(Data entries for graphics)
§ §

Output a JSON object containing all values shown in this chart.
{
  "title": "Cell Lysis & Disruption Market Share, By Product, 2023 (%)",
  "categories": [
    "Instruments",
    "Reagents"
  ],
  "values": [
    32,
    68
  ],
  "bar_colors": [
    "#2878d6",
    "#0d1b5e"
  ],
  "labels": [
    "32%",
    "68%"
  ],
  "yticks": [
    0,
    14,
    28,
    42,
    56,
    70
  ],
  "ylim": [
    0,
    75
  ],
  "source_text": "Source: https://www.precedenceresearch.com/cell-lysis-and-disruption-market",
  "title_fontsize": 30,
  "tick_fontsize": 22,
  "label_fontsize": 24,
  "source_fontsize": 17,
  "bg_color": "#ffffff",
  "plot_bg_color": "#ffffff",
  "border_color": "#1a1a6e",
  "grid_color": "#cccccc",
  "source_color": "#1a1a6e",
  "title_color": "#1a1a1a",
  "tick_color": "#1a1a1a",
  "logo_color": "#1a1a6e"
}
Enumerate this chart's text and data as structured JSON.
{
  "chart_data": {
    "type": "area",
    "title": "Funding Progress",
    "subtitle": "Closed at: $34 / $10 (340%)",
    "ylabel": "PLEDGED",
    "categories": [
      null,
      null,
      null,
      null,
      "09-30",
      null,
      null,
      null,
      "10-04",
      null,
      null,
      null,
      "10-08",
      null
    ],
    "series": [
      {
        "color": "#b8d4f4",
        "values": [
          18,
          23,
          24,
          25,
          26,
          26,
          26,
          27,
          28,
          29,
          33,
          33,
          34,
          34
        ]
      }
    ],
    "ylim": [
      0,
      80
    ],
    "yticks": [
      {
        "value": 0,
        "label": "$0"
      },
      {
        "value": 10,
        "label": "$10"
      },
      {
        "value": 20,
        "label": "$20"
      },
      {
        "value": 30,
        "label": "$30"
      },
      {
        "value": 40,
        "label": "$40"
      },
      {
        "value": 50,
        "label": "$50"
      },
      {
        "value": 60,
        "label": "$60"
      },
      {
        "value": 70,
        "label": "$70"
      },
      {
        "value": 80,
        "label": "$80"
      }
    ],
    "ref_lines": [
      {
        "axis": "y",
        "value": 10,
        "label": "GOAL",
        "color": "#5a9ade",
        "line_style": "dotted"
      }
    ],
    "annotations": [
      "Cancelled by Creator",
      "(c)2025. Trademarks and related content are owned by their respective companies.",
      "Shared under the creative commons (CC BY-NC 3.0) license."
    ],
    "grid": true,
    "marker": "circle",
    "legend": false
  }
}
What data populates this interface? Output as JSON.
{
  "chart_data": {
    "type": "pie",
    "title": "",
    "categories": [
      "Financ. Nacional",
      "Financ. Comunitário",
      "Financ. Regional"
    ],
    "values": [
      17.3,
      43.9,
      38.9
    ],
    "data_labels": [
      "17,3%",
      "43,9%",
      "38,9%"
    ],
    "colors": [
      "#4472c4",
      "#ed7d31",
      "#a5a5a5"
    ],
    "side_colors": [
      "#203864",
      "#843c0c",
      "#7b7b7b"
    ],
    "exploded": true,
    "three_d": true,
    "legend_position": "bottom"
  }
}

§ §

▸ **The task**: Quote the material exactly, leaving nothing out.

▸ **Answer for the task**:
Output a JSON object containing all values shown in this chart.
{
  "title": "Cell Lysis & Disruption Market Share, By Product, 2023 (%)",
  "categories": [
    "Instruments",
    "Reagents"
  ],
  "values": [
    32,
    68
  ],
  "bar_colors": [
    "#2878d6",
    "#0d1b5e"
  ],
  "labels": [
    "32%",
    "68%"
  ],
  "yticks": [
    0,
    14,
    28,
    42,
    56,
    70
  ],
  "ylim": [
    0,
    75
  ],
  "source_text": "Source: https://www.precedenceresearch.com/cell-lysis-and-disruption-market",
  "title_fontsize": 30,
  "tick_fontsize": 22,
  "label_fontsize": 24,
  "source_fontsize": 17,
  "bg_color": "#ffffff",
  "plot_bg_color": "#ffffff",
  "border_color": "#1a1a6e",
  "grid_color": "#cccccc",
  "source_color": "#1a1a6e",
  "title_color": "#1a1a1a",
  "tick_color": "#1a1a1a",
  "logo_color": "#1a1a6e"
}
Enumerate this chart's text and data as structured JSON.
{
  "chart_data": {
    "type": "area",
    "title": "Funding Progress",
    "subtitle": "Closed at: $34 / $10 (340%)",
    "ylabel": "PLEDGED",
    "categories": [
      null,
      null,
      null,
      null,
      "09-30",
      null,
      null,
      null,
      "10-04",
      null,
      null,
      null,
      "10-08",
      null
    ],
    "series": [
      {
        "color": "#b8d4f4",
        "values": [
          18,
          23,
          24,
          25,
          26,
          26,
          26,
          27,
          28,
          29,
          33,
          33,
          34,
          34
        ]
      }
    ],
    "ylim": [
      0,
      80
    ],
    "yticks": [
      {
        "value": 0,
        "label": "$0"
      },
      {
        "value": 10,
        "label": "$10"
      },
      {
        "value": 20,
        "label": "$20"
      },
      {
        "value": 30,
        "label": "$30"
      },
      {
        "value": 40,
        "label": "$40"
      },
      {
        "value": 50,
        "label": "$50"
      },
      {
        "value": 60,
        "label": "$60"
      },
      {
        "value": 70,
        "label": "$70"
      },
      {
        "value": 80,
        "label": "$80"
      }
    ],
    "ref_lines": [
      {
        "axis": "y",
        "value": 10,
        "label": "GOAL",
        "color": "#5a9ade",
        "line_style": "dotted"
      }
    ],
    "annotations": [
      "Cancelled by Creator",
      "(c)2025. Trademarks and related content are owned by their respective companies.",
      "Shared under the creative commons (CC BY-NC 3.0) license."
    ],
    "grid": true,
    "marker": "circle",
    "legend": false
  }
}
What data populates this interface? Output as JSON.
{
  "chart_data": {
    "type": "pie",
    "title": "",
    "categories": [
      "Financ. Nacional",
      "Financ. Comunitário",
      "Financ. Regional"
    ],
    "values": [
      17.3,
      43.9,
      38.9
    ],
    "data_labels": [
      "17,3%",
      "43,9%",
      "38,9%"
    ],
    "colors": [
      "#4472c4",
      "#ed7d31",
      "#a5a5a5"
    ],
    "side_colors": [
      "#203864",
      "#843c0c",
      "#7b7b7b"
    ],
    "exploded": true,
    "three_d": true,
    "legend_position": "bottom"
  }
}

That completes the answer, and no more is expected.